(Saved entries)

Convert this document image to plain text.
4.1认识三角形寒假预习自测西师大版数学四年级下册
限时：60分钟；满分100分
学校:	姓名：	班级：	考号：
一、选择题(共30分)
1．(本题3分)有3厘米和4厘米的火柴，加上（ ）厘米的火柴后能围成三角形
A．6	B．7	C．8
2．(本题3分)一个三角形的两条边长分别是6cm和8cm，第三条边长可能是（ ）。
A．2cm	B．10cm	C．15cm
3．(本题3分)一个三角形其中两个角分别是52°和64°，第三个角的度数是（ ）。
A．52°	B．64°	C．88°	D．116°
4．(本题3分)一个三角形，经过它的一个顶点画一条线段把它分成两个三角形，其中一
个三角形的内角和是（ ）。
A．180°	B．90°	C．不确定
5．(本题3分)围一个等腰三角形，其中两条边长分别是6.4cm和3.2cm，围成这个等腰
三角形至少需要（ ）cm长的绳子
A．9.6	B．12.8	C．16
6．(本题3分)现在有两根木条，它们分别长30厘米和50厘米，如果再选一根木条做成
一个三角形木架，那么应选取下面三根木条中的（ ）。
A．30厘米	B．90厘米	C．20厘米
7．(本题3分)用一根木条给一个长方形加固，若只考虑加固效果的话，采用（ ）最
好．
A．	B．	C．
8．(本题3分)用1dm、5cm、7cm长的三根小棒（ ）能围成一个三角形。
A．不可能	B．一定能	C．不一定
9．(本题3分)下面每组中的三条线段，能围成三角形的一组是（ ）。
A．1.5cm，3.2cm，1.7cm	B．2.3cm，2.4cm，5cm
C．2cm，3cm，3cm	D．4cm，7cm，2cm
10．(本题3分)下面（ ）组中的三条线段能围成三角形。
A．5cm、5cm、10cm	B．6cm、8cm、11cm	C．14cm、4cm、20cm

...

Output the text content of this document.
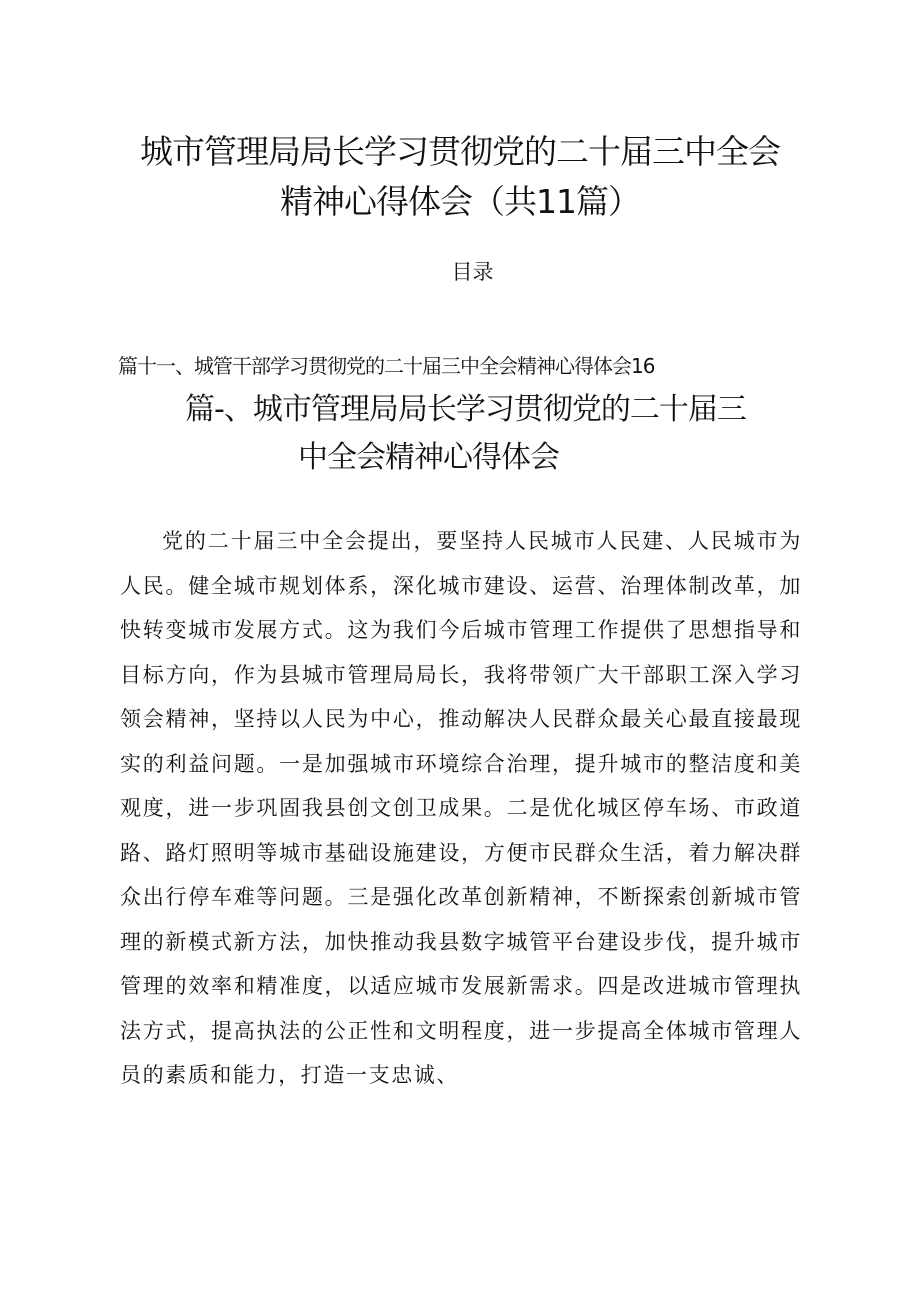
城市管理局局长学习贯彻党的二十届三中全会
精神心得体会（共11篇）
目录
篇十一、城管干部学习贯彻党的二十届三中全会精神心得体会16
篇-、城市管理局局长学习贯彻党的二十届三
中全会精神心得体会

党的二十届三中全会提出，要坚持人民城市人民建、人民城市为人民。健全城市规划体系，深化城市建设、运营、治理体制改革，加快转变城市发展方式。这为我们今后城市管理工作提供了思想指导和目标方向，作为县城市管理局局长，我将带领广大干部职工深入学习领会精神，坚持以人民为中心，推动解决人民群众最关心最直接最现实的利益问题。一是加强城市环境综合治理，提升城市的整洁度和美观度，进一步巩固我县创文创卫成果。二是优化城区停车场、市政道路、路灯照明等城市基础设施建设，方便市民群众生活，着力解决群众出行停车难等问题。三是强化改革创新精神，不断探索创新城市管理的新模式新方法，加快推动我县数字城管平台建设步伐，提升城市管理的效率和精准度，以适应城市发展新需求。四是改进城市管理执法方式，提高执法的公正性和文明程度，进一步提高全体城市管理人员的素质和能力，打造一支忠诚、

## Requirement
Gather up the lines that contain the word "document".

## Exercise solution
Convert this document image to plain text.
Output the text content of this document.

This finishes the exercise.